Stored records
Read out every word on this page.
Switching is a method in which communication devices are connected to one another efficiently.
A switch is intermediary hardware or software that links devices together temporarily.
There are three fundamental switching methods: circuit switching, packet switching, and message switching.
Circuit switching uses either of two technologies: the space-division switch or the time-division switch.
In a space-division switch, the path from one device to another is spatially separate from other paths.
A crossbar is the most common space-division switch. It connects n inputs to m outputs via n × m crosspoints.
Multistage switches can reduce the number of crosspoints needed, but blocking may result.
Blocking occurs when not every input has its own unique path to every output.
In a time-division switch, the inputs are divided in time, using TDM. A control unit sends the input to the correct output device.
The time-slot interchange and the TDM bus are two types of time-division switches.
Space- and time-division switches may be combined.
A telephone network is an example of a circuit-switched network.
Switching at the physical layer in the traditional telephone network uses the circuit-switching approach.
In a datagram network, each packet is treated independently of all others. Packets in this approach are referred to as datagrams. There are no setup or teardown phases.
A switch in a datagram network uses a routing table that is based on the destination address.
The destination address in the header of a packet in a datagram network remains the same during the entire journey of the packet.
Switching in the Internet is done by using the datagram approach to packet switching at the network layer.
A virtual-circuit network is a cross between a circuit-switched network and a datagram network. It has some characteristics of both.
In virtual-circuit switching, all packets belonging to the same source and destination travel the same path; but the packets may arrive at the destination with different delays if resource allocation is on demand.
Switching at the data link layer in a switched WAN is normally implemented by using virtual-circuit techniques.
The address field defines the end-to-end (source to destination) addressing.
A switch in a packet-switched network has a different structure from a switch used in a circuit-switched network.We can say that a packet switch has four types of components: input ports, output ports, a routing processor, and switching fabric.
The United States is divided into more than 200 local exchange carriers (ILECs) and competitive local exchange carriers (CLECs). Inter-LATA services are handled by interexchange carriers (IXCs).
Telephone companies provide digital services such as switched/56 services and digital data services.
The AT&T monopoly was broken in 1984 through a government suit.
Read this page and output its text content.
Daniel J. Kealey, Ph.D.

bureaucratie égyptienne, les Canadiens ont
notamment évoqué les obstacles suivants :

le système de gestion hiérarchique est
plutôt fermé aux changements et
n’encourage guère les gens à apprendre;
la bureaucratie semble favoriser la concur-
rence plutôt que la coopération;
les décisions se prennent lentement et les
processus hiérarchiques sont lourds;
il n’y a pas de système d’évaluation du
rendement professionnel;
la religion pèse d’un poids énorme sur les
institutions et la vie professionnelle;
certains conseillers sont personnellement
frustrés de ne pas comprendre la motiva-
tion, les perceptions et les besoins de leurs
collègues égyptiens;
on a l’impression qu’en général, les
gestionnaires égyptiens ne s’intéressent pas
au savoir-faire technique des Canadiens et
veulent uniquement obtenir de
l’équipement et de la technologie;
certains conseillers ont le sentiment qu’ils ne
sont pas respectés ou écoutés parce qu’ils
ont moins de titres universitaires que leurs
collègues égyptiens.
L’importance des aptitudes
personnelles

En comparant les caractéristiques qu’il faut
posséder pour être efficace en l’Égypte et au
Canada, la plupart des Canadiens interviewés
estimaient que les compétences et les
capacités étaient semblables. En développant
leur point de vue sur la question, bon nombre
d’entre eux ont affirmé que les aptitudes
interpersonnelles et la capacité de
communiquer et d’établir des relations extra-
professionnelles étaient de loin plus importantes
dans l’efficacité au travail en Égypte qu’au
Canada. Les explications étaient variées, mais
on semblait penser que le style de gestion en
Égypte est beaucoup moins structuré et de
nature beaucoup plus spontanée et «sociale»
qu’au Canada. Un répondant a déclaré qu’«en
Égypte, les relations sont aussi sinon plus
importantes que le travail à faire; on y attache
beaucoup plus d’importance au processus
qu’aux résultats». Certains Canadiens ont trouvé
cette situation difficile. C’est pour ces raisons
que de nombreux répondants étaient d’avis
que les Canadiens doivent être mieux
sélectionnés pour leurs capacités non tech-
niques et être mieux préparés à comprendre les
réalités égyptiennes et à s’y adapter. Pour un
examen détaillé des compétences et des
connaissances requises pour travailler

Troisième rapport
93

◆ The request: From the entries above, collect every line with the string "étaient" in it.

◆ Expected output:
capacités étaient semblables. En développant
professionnelles étaient de loin plus importantes
Canada. Les explications étaient variées, mais
que de nombreux répondants étaient d’avis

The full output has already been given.